_EXERCISE_: In the listing below, identify each line with the word "conformidade" and return those lines.

_EXERCISE DATA_:

──────

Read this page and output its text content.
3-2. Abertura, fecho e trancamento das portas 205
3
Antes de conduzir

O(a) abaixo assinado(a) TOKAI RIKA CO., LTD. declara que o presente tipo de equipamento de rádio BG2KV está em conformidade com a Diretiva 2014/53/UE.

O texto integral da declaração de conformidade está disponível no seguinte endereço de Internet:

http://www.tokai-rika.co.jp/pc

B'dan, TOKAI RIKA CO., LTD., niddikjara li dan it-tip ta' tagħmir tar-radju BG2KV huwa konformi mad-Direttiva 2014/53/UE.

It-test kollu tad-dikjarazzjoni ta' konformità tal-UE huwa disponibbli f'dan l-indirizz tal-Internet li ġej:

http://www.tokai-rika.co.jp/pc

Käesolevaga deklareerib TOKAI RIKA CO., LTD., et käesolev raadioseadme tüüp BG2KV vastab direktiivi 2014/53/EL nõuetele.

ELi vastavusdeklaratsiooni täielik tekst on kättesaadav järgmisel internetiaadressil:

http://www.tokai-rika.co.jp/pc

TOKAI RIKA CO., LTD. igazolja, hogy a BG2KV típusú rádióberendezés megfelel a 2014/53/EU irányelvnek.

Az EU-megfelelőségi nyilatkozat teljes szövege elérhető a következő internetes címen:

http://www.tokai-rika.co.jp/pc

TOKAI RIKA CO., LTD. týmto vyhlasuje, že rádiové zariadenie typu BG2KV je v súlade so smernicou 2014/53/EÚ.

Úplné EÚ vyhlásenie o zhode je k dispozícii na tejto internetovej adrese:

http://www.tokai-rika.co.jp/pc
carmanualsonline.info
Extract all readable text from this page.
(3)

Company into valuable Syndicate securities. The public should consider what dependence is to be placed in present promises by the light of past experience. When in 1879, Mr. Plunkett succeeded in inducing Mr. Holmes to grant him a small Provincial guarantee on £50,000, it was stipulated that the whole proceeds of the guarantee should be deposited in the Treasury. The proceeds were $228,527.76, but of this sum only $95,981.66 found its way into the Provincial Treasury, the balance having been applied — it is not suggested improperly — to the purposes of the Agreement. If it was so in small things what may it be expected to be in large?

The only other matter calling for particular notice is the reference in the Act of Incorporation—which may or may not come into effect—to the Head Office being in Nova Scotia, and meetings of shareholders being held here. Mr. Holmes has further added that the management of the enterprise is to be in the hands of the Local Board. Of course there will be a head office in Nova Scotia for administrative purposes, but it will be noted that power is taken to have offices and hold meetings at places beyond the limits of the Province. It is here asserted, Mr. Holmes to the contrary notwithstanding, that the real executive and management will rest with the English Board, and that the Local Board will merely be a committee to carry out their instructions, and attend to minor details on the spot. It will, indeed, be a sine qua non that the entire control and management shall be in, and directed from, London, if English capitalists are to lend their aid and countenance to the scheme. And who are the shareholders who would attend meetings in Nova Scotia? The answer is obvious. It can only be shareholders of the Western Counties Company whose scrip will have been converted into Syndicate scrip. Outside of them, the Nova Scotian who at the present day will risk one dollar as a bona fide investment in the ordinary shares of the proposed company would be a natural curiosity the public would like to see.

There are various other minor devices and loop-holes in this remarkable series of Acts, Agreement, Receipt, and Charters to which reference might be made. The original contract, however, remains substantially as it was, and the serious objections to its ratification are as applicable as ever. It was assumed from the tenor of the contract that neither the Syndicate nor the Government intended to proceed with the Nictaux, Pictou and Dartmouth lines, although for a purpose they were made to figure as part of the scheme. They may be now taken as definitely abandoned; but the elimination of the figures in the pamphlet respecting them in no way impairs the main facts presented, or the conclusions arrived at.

──────

_ANSWER FOR THE TASK_:
O(a) abaixo assinado(a) TOKAI RIKA CO., LTD. declara que o presente tipo de equipamento de rádio BG2KV está em conformidade com a Diretiva 2014/53/UE.
O texto integral da declaração de conformidade está disponível no seguinte endereço de Internet:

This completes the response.